◆ **WORK REQUIRED**:
Return all the data, word for word.

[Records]
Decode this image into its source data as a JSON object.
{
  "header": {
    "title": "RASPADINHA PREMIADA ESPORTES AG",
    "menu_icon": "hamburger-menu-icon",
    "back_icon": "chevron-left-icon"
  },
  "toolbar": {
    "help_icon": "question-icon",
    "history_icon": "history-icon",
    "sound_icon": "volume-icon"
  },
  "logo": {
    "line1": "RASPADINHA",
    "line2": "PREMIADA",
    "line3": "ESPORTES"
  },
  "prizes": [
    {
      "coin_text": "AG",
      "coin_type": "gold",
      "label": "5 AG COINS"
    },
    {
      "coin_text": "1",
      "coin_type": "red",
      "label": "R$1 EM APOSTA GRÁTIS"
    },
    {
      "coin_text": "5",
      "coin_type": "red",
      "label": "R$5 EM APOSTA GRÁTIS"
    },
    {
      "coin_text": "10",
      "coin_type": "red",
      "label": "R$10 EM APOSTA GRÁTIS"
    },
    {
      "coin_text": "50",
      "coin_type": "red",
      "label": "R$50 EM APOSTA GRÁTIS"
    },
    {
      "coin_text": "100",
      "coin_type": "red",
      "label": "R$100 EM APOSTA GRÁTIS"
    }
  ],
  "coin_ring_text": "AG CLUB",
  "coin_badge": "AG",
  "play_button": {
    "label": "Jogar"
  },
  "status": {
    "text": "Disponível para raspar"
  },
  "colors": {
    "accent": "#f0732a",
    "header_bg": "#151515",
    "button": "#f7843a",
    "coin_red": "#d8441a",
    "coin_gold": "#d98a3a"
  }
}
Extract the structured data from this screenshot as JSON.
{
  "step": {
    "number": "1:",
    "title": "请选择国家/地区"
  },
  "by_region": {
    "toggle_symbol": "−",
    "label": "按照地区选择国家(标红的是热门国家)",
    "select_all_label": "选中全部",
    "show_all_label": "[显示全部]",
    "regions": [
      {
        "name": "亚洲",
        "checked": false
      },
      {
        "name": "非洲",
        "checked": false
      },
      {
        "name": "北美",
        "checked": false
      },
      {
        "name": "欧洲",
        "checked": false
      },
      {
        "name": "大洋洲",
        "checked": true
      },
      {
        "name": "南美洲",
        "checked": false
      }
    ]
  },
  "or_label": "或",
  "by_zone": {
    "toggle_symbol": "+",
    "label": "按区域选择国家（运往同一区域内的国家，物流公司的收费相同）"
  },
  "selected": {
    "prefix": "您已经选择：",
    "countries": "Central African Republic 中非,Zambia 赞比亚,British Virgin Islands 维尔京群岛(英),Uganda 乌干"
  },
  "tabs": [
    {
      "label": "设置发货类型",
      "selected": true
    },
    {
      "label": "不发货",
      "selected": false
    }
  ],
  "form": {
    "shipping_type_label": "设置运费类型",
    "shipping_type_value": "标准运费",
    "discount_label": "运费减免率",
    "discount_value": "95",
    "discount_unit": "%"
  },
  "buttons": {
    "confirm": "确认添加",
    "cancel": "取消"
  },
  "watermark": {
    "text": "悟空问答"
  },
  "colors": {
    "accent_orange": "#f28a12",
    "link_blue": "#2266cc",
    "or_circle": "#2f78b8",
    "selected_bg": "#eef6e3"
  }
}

◆ **RESULT FOR THIS TASK**:
Decode this image into its source data as a JSON object.
{
  "header": {
    "title": "RASPADINHA PREMIADA ESPORTES AG",
    "menu_icon": "hamburger-menu-icon",
    "back_icon": "chevron-left-icon"
  },
  "toolbar": {
    "help_icon": "question-icon",
    "history_icon": "history-icon",
    "sound_icon": "volume-icon"
  },
  "logo": {
    "line1": "RASPADINHA",
    "line2": "PREMIADA",
    "line3": "ESPORTES"
  },
  "prizes": [
    {
      "coin_text": "AG",
      "coin_type": "gold",
      "label": "5 AG COINS"
    },
    {
      "coin_text": "1",
      "coin_type": "red",
      "label": "R$1 EM APOSTA GRÁTIS"
    },
    {
      "coin_text": "5",
      "coin_type": "red",
      "label": "R$5 EM APOSTA GRÁTIS"
    },
    {
      "coin_text": "10",
      "coin_type": "red",
      "label": "R$10 EM APOSTA GRÁTIS"
    },
    {
      "coin_text": "50",
      "coin_type": "red",
      "label": "R$50 EM APOSTA GRÁTIS"
    },
    {
      "coin_text": "100",
      "coin_type": "red",
      "label": "R$100 EM APOSTA GRÁTIS"
    }
  ],
  "coin_ring_text": "AG CLUB",
  "coin_badge": "AG",
  "play_button": {
    "label": "Jogar"
  },
  "status": {
    "text": "Disponível para raspar"
  },
  "colors": {
    "accent": "#f0732a",
    "header_bg": "#151515",
    "button": "#f7843a",
    "coin_red": "#d8441a",
    "coin_gold": "#d98a3a"
  }
}
Extract the structured data from this screenshot as JSON.
{
  "step": {
    "number": "1:",
    "title": "请选择国家/地区"
  },
  "by_region": {
    "toggle_symbol": "−",
    "label": "按照地区选择国家(标红的是热门国家)",
    "select_all_label": "选中全部",
    "show_all_label": "[显示全部]",
    "regions": [
      {
        "name": "亚洲",
        "checked": false
      },
      {
        "name": "非洲",
        "checked": false
      },
      {
        "name": "北美",
        "checked": false
      },
      {
        "name": "欧洲",
        "checked": false
      },
      {
        "name": "大洋洲",
        "checked": true
      },
      {
        "name": "南美洲",
        "checked": false
      }
    ]
  },
  "or_label": "或",
  "by_zone": {
    "toggle_symbol": "+",
    "label": "按区域选择国家（运往同一区域内的国家，物流公司的收费相同）"
  },
  "selected": {
    "prefix": "您已经选择：",
    "countries": "Central African Republic 中非,Zambia 赞比亚,British Virgin Islands 维尔京群岛(英),Uganda 乌干"
  },
  "tabs": [
    {
      "label": "设置发货类型",
      "selected": true
    },
    {
      "label": "不发货",
      "selected": false
    }
  ],
  "form": {
    "shipping_type_label": "设置运费类型",
    "shipping_type_value": "标准运费",
    "discount_label": "运费减免率",
    "discount_value": "95",
    "discount_unit": "%"
  },
  "buttons": {
    "confirm": "确认添加",
    "cancel": "取消"
  },
  "watermark": {
    "text": "悟空问答"
  },
  "colors": {
    "accent_orange": "#f28a12",
    "link_blue": "#2266cc",
    "or_circle": "#2f78b8",
    "selected_bg": "#eef6e3"
  }
}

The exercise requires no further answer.